**Your goal:** Collect all lines from the listing that include the string "πατρίδα".

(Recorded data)

######

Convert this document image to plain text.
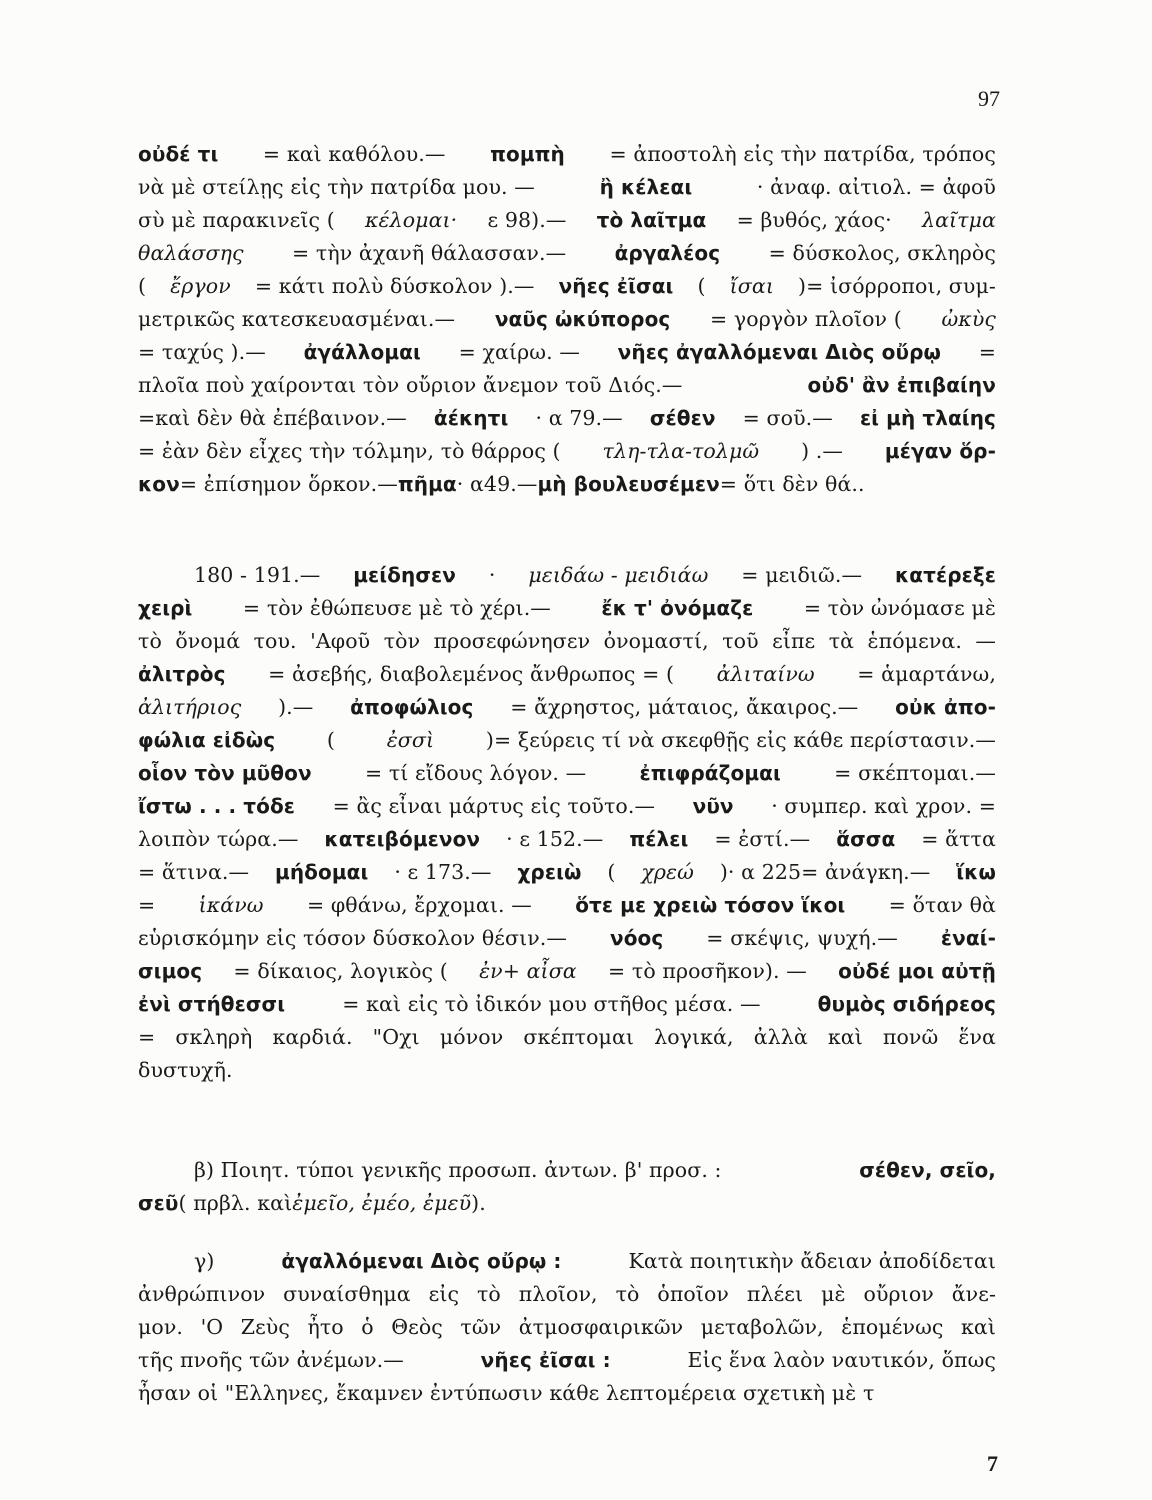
97
οὐδέ τι = καὶ καθόλου.— πομπὴ = ἀποστολὴ εἰς τὴν πατρίδα, τρόπος
νὰ μὲ στείλῃς εἰς τὴν πατρίδα μου. —	ἢ κέλεαι	· ἀναφ. αἰτιολ. = ἀφοῦ
σὺ μὲ παρακινεῖς ( κέλομαι· ε 98).— τὸ λαῖτμα = βυθός, χάος· λαῖτμα
θαλάσσης = τὴν ἀχανῆ θάλασσαν.— ἀργαλέος = δύσκολος, σκληρὸς
( ἔργον = κάτι πολὺ δύσκολον ).— νῆες ἐῖσαι ( ἴσαι )= ἰσόρροποι, συμ-
μετρικῶς κατεσκευασμέναι.— ναῦς ὠκύπορος = γοργὸν πλοῖον ( ὠκὺς
= ταχύς ).— ἀγάλλομαι = χαίρω. — νῆες ἀγαλλόμεναι Διὸς οὔρῳ =
πλοῖα ποὺ χαίρονται τὸν οὔριον ἄνεμον τοῦ Διός.—	οὐδ' ἂν ἐπιβαίην
=καὶ δὲν θὰ ἐπέβαινον.— ἀέκητι · α 79.— σέθεν = σοῦ.— εἰ μὴ τλαίης
= ἐὰν δὲν εἶχες τὴν τόλμην, τὸ θάρρος ( τλη-τλα-τολμῶ ) .— μέγαν ὅρ-
κον = ἐπίσημον ὅρκον.— πῆμα · α49.— μὴ βουλευσέμεν = ὅτι δὲν θά..
180 - 191.— μείδησεν · μειδάω - μειδιάω = μειδιῶ.— κατέρεξε
χειρὶ = τὸν ἐθώπευσε μὲ τὸ χέρι.—	ἔκ τ' ὀνόμαζε = τὸν ὠνόμασε μὲ
τὸ ὄνομά του. 'Αφοῦ τὸν προσεφώνησεν ὀνομαστί, τοῦ εἶπε τὰ ἑπόμενα. —
ἀλιτρὸς = ἀσεβής, διαβολεμένος ἄνθρωπος = ( ἀλιταίνω = ἁμαρτάνω,
ἀλιτήριος ).— ἀποφώλιος = ἄχρηστος, μάταιος, ἄκαιρος.— οὐκ ἀπο-
φώλια εἰδὼς	(	ἐσσὶ	)= ξεύρεις τί νὰ σκεφθῇς εἰς κάθε περίστασιν.—
οἷον τὸν μῦθον	= τί εἴδους λόγον. —	ἐπιφράζομαι	= σκέπτομαι.—
ἴστω . . . τόδε = ἂς εἶναι μάρτυς εἰς τοῦτο.— νῦν · συμπερ. καὶ χρον. =
λοιπὸν τώρα.— κατειβόμενον · ε 152.— πέλει = ἐστί.— ἅσσα = ἅττα
= ἅτινα.— μήδομαι · ε 173.— χρειὼ ( χρεώ )· α 225= ἀνάγκη.— ἵκω
= ἱκάνω = φθάνω, ἔρχομαι. — ὅτε με χρειὼ τόσον ἵκοι = ὅταν θὰ
εὑρισκόμην εἰς τόσον δύσκολον θέσιν.— νόος = σκέψις, ψυχή.— ἐναί-
σιμος = δίκαιος, λογικὸς ( ἐν+ αἶσα = τὸ προσῆκον). — οὐδέ μοι αὐτῇ
ἐνὶ στήθεσσι	= καὶ εἰς τὸ ἰδικόν μου στῆθος μέσα. —	θυμὸς σιδήρεος
= σκληρὴ καρδιά. "Οχι μόνον σκέπτομαι λογικά, ἀλλὰ καὶ πονῶ ἕνα
δυστυχῆ.
β) Ποιητ. τύποι γενικῆς προσωπ. ἀντων. β' προσ. :	σέθεν, σεῖο,
σεῦ ( πρβλ. καὶ ἐμεῖο, ἐμέο, ἐμεῦ ).
γ)	ἀγαλλόμεναι Διὸς οὔρῳ :	Κατὰ ποιητικὴν ἄδειαν ἀποδίδεται
ἀνθρώπινον συναίσθημα εἰς τὸ πλοῖον, τὸ ὁποῖον πλέει μὲ οὔριον ἄνε-
μον. 'Ο Ζεὺς ἦτο ὁ Θεὸς τῶν ἀτμοσφαιρικῶν μεταβολῶν, ἑπομένως καὶ
τῆς πνοῆς τῶν ἀνέμων.—	νῆες ἐῖσαι :	Εἰς ἕνα λαὸν ναυτικόν, ὅπως
ἦσαν οἱ "Ελληνες, ἔκαμνεν ἐντύπωσιν κάθε λεπτομέρεια σχετικὴ μὲ τ
7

######

**Response:**
οὐδέ τι = καὶ καθόλου.— πομπὴ = ἀποστολὴ εἰς τὴν πατρίδα, τρόπος
νὰ μὲ στείλῃς εἰς τὴν πατρίδα μου. —	ἢ κέλεαι	· ἀναφ. αἰτιολ. = ἀφοῦ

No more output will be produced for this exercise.